### Set exercise
Repeat each record below exactly, dropping the pictures.

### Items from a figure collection
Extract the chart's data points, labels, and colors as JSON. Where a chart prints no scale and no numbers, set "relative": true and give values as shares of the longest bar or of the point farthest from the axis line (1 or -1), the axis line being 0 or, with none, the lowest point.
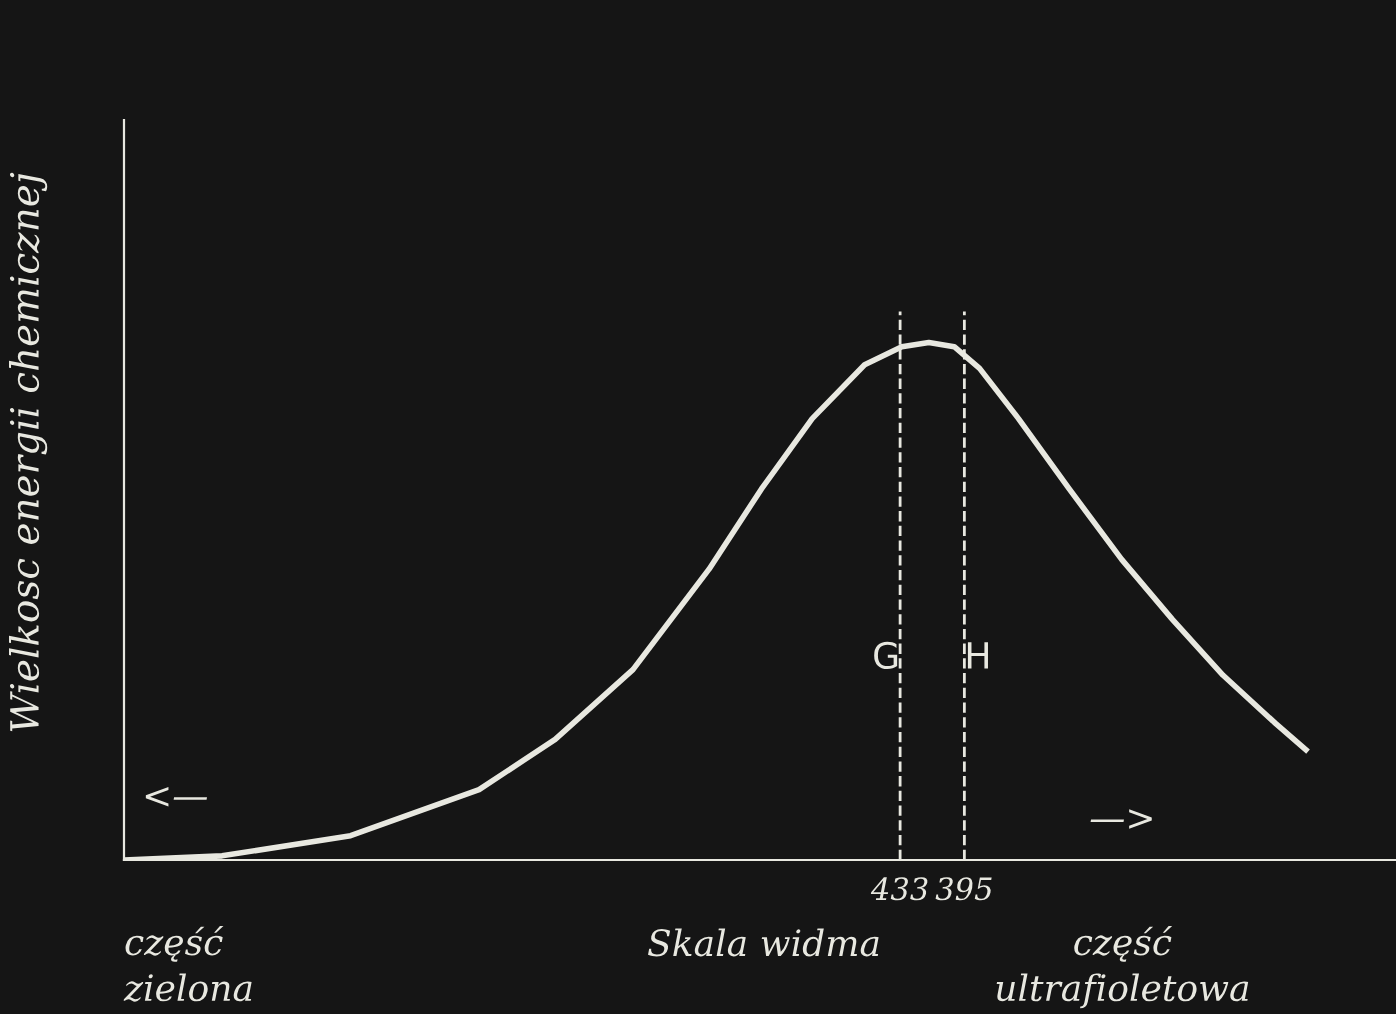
{
  "chart_data": {
    "type": "line",
    "relative": true,
    "xlabel": "Skala widma",
    "ylabel": "Wielkosc energii chemicznej",
    "x": [
      892,
      834,
      758,
      682,
      637,
      591,
      546,
      515,
      485,
      454,
      432,
      416,
      401,
      386,
      363,
      333,
      302,
      272,
      242,
      211,
      193
    ],
    "series": [
      {
        "color": "#e8e8e0",
        "values": [
          0,
          0.008,
          0.047,
          0.136,
          0.233,
          0.368,
          0.562,
          0.717,
          0.853,
          0.957,
          0.992,
          1.0,
          0.992,
          0.95,
          0.853,
          0.717,
          0.581,
          0.465,
          0.357,
          0.264,
          0.213
        ]
      }
    ],
    "xlim": [
      892,
      135
    ],
    "xticks": [
      433,
      395
    ],
    "ref_lines": [
      {
        "axis": "x",
        "value": 433,
        "label": "G",
        "line_style": "dashed",
        "color": "#e8e8e0"
      },
      {
        "axis": "x",
        "value": 395,
        "label": "H",
        "line_style": "dashed",
        "color": "#e8e8e0"
      }
    ],
    "annotations": [
      "część\nzielona",
      "część\nultrafioletowa",
      "<—",
      "—>"
    ],
    "grid": false,
    "legend": false,
    "marker": "none",
    "line_style": "solid"
  }
}
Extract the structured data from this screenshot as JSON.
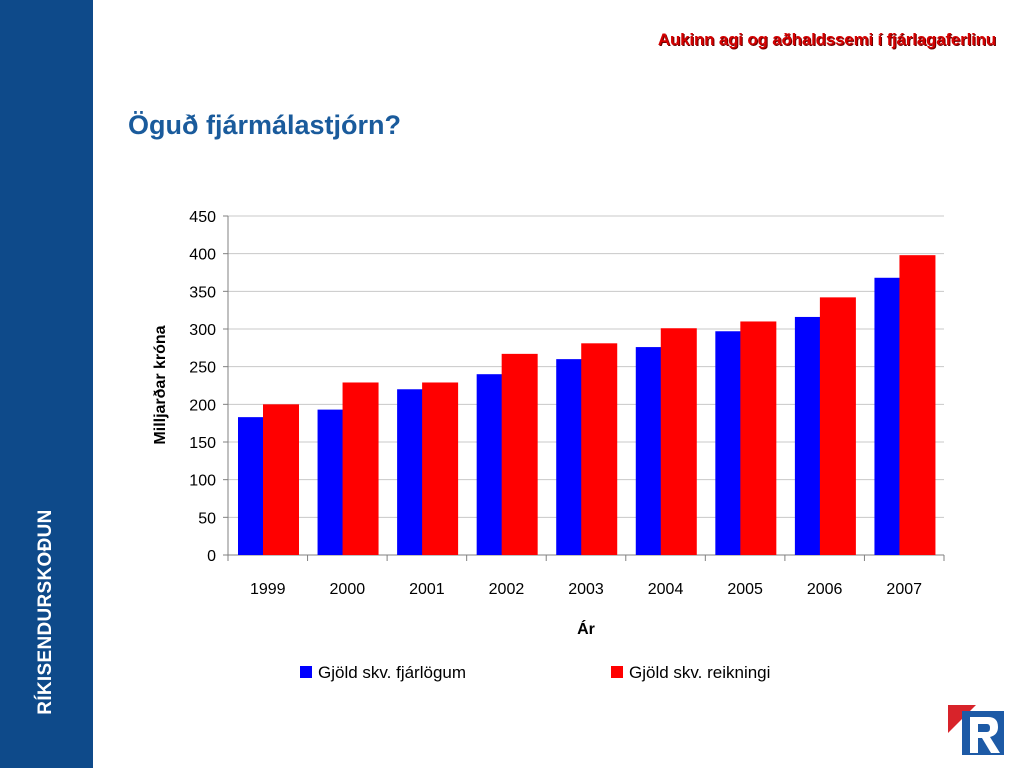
{
  "sidebar": {
    "label": "RÍKISENDURSKOÐUN"
  },
  "header": {
    "tagline": "Aukinn agi og aðhaldssemi í fjárlagaferlinu"
  },
  "slide": {
    "title": "Öguð fjármálastjórn?"
  },
  "colors": {
    "sidebar": "#0e4a8a",
    "series1": "#0000ff",
    "series2": "#ff0000",
    "tagline": "#d40000",
    "title": "#1a5b9c"
  },
  "chart_data": {
    "type": "bar",
    "categories": [
      "1999",
      "2000",
      "2001",
      "2002",
      "2003",
      "2004",
      "2005",
      "2006",
      "2007"
    ],
    "series": [
      {
        "name": "Gjöld skv. fjárlögum",
        "color": "#0000ff",
        "values": [
          183,
          193,
          220,
          240,
          260,
          276,
          297,
          316,
          368
        ]
      },
      {
        "name": "Gjöld skv. reikningi",
        "color": "#ff0000",
        "values": [
          200,
          229,
          229,
          267,
          281,
          301,
          310,
          342,
          398
        ]
      }
    ],
    "title": "",
    "xlabel": "Ár",
    "ylabel": "Milljarðar króna",
    "ylim": [
      0,
      450
    ],
    "yticks": [
      0,
      50,
      100,
      150,
      200,
      250,
      300,
      350,
      400,
      450
    ],
    "grid": true,
    "legend": "bottom"
  }
}
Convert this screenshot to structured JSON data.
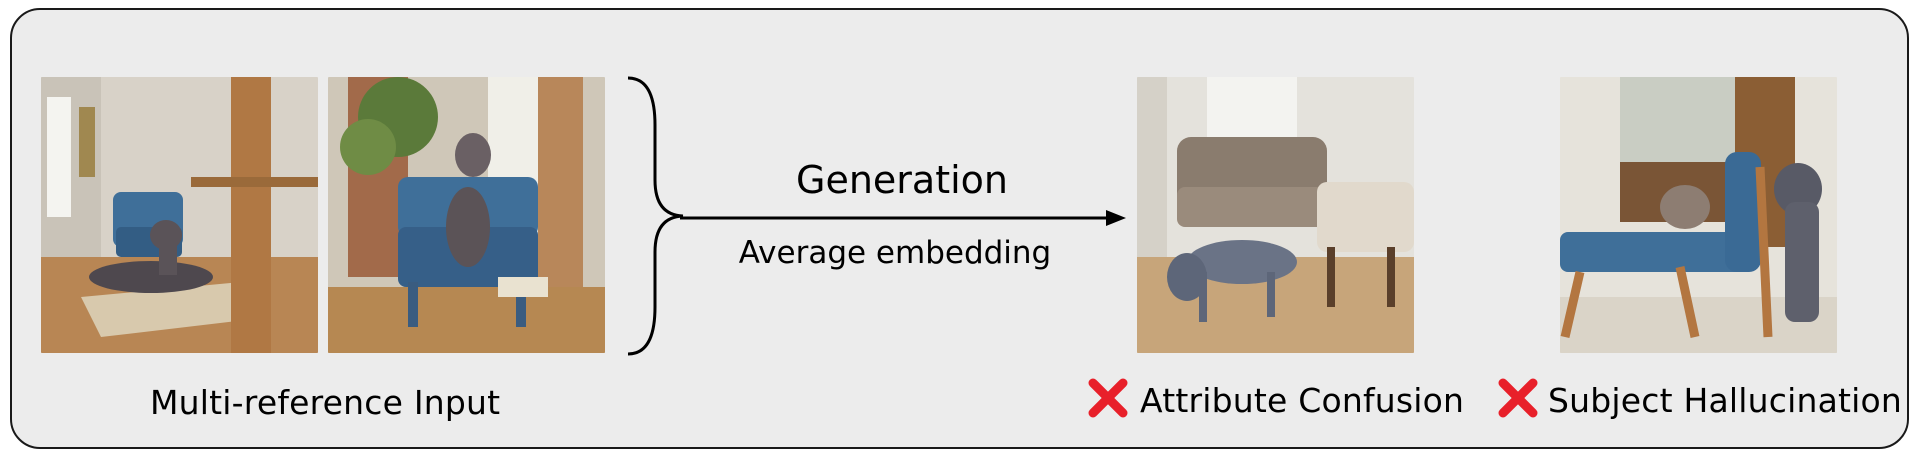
{
  "input_section": {
    "label": "Multi-reference Input"
  },
  "arrow": {
    "label_top": "Generation",
    "label_bottom": "Average embedding"
  },
  "outputs": [
    {
      "label": "Attribute Confusion",
      "status_icon": "red-x-icon"
    },
    {
      "label": "Subject Hallucination",
      "status_icon": "red-x-icon"
    }
  ],
  "colors": {
    "panel_bg": "#ececec",
    "panel_border": "#1a1a1a",
    "cross": "#e8202a",
    "chair_blue": "#3f6f99",
    "dog_gray": "#6b6670"
  }
}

### Answer for this exercise
Extract the chart's data points, labels, and colors as JSON. Where a chart prints no scale and no numbers, set "relative": true and give values as shares of the longest bar or of the point farthest from the axis line (1 or -1), the axis line being 0 or, with none, the lowest point.
{
  "chart_data": {
    "type": "line",
    "relative": true,
    "xlabel": "Skala widma",
    "ylabel": "Wielkosc energii chemicznej",
    "x": [
      892,
      834,
      758,
      682,
      637,
      591,
      546,
      515,
      485,
      454,
      432,
      416,
      401,
      386,
      363,
      333,
      302,
      272,
      242,
      211,
      193
    ],
    "series": [
      {
        "color": "#e8e8e0",
        "values": [
          0,
          0.008,
          0.047,
          0.136,
          0.233,
          0.368,
          0.562,
          0.717,
          0.853,
          0.957,
          0.992,
          1.0,
          0.992,
          0.95,
          0.853,
          0.717,
          0.581,
          0.465,
          0.357,
          0.264,
          0.213
        ]
      }
    ],
    "xlim": [
      892,
      135
    ],
    "xticks": [
      433,
      395
    ],
    "ref_lines": [
      {
        "axis": "x",
        "value": 433,
        "label": "G",
        "line_style": "dashed",
        "color": "#e8e8e0"
      },
      {
        "axis": "x",
        "value": 395,
        "label": "H",
        "line_style": "dashed",
        "color": "#e8e8e0"
      }
    ],
    "annotations": [
      "część\nzielona",
      "część\nultrafioletowa",
      "<—",
      "—>"
    ],
    "grid": false,
    "legend": false,
    "marker": "none",
    "line_style": "solid"
  }
}
Extract the structured data from this screenshot as JSON.
{
  "sidebar": {
    "label": "RÍKISENDURSKOÐUN"
  },
  "header": {
    "tagline": "Aukinn agi og aðhaldssemi í fjárlagaferlinu"
  },
  "slide": {
    "title": "Öguð fjármálastjórn?"
  },
  "colors": {
    "sidebar": "#0e4a8a",
    "series1": "#0000ff",
    "series2": "#ff0000",
    "tagline": "#d40000",
    "title": "#1a5b9c"
  },
  "chart_data": {
    "type": "bar",
    "categories": [
      "1999",
      "2000",
      "2001",
      "2002",
      "2003",
      "2004",
      "2005",
      "2006",
      "2007"
    ],
    "series": [
      {
        "name": "Gjöld skv. fjárlögum",
        "color": "#0000ff",
        "values": [
          183,
          193,
          220,
          240,
          260,
          276,
          297,
          316,
          368
        ]
      },
      {
        "name": "Gjöld skv. reikningi",
        "color": "#ff0000",
        "values": [
          200,
          229,
          229,
          267,
          281,
          301,
          310,
          342,
          398
        ]
      }
    ],
    "title": "",
    "xlabel": "Ár",
    "ylabel": "Milljarðar króna",
    "ylim": [
      0,
      450
    ],
    "yticks": [
      0,
      50,
      100,
      150,
      200,
      250,
      300,
      350,
      400,
      450
    ],
    "grid": true,
    "legend": "bottom"
  }
}
Convert this screenshot to structured JSON data.
{
  "input_section": {
    "label": "Multi-reference Input"
  },
  "arrow": {
    "label_top": "Generation",
    "label_bottom": "Average embedding"
  },
  "outputs": [
    {
      "label": "Attribute Confusion",
      "status_icon": "red-x-icon"
    },
    {
      "label": "Subject Hallucination",
      "status_icon": "red-x-icon"
    }
  ],
  "colors": {
    "panel_bg": "#ececec",
    "panel_border": "#1a1a1a",
    "cross": "#e8202a",
    "chair_blue": "#3f6f99",
    "dog_gray": "#6b6670"
  }
}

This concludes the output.